## Given records
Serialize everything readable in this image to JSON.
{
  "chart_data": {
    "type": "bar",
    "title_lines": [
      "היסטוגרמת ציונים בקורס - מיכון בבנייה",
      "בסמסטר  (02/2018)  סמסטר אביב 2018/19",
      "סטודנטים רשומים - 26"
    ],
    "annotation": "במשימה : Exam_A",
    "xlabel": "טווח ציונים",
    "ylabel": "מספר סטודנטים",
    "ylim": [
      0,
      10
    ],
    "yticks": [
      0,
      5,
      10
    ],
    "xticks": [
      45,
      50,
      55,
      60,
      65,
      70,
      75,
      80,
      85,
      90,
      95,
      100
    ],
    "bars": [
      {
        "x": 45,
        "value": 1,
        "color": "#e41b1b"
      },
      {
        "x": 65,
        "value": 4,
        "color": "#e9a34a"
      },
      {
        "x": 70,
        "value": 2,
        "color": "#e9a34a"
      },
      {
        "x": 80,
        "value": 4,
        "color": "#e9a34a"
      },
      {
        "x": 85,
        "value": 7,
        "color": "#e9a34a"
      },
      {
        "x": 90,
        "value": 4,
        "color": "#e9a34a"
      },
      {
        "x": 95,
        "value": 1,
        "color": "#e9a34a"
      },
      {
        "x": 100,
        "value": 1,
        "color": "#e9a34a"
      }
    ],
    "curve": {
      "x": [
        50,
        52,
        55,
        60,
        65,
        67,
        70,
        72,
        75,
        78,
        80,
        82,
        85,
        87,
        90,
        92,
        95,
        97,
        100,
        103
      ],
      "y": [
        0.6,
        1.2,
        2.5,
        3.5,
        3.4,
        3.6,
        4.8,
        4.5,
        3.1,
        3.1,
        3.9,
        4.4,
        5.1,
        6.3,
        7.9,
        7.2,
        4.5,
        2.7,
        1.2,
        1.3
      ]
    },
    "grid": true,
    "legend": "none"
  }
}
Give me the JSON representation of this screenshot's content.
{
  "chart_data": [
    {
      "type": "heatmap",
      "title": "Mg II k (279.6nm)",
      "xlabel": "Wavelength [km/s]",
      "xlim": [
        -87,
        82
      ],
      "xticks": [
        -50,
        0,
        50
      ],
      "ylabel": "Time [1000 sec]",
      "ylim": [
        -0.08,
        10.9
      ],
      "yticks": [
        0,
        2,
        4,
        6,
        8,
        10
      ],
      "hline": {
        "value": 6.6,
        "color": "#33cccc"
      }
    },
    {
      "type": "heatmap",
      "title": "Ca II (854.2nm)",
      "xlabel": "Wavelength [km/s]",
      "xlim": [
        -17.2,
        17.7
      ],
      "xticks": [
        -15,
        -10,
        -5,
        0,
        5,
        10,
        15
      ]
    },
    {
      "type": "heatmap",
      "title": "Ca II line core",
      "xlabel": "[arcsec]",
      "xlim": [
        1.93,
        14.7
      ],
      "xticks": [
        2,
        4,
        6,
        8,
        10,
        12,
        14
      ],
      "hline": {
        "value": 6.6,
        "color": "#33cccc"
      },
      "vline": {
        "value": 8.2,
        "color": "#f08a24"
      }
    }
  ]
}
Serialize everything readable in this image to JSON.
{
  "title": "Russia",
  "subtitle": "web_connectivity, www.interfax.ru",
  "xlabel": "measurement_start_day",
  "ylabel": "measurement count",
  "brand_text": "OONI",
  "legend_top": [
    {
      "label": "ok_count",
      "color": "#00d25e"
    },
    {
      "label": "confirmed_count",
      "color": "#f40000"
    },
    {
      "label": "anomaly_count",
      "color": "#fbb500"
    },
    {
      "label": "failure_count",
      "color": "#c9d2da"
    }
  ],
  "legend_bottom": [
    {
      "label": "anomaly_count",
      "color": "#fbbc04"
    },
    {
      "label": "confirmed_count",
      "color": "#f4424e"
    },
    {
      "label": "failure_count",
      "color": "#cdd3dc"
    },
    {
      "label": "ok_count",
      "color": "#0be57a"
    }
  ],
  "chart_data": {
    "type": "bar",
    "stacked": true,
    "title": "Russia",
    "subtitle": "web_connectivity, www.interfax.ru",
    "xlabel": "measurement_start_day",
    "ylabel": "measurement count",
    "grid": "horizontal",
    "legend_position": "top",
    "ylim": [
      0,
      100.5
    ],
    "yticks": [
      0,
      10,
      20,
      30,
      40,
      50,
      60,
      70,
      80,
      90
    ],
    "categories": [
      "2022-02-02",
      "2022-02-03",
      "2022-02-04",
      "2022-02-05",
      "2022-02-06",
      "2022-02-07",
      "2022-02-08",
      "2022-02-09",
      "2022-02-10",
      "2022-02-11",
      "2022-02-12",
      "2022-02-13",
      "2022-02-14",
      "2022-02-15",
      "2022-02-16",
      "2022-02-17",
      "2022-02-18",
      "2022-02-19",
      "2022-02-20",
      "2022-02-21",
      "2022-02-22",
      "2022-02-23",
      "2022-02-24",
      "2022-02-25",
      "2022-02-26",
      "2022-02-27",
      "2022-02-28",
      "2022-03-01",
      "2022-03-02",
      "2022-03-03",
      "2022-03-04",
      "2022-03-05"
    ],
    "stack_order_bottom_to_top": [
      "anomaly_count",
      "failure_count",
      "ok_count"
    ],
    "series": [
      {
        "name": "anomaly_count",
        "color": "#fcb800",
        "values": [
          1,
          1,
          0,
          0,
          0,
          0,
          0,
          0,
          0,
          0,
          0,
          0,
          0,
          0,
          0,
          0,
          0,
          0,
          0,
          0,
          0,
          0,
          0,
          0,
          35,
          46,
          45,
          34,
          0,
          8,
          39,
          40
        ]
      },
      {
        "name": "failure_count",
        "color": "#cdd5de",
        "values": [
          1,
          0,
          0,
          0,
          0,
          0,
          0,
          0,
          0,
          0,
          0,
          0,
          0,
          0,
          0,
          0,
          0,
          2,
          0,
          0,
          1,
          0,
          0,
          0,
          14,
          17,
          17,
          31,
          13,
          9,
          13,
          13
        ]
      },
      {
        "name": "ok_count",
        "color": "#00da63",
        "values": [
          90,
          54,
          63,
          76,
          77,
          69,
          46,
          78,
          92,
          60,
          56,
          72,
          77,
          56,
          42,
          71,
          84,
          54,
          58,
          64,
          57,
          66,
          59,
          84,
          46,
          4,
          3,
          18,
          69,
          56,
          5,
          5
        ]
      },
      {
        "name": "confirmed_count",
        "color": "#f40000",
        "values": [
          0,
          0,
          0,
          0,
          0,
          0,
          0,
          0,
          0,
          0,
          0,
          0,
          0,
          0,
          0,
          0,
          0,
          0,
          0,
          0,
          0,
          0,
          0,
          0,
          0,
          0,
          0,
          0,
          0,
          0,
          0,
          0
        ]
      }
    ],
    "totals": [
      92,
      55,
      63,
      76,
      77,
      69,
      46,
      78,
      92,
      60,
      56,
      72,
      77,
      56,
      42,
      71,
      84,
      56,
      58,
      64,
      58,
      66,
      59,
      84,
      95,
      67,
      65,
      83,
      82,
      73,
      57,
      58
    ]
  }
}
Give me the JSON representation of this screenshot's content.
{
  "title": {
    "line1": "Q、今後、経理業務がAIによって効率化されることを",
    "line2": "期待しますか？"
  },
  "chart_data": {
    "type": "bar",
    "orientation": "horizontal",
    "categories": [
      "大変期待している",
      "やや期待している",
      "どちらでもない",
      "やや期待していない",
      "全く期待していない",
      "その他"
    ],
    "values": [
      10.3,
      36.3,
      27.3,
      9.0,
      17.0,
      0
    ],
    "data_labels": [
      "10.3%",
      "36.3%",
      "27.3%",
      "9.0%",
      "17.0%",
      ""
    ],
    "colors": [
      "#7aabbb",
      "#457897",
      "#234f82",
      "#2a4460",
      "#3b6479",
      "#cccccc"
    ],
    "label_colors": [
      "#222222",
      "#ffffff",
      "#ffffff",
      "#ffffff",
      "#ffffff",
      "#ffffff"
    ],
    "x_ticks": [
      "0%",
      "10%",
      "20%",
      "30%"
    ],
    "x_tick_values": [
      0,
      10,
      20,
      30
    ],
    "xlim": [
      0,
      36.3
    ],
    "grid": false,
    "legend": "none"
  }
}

## The request
Copy every single line of the material above that holds "name".

## Output below
        "name": "anomaly_count",
        "name": "failure_count",
        "name": "ok_count",
        "name": "confirmed_count",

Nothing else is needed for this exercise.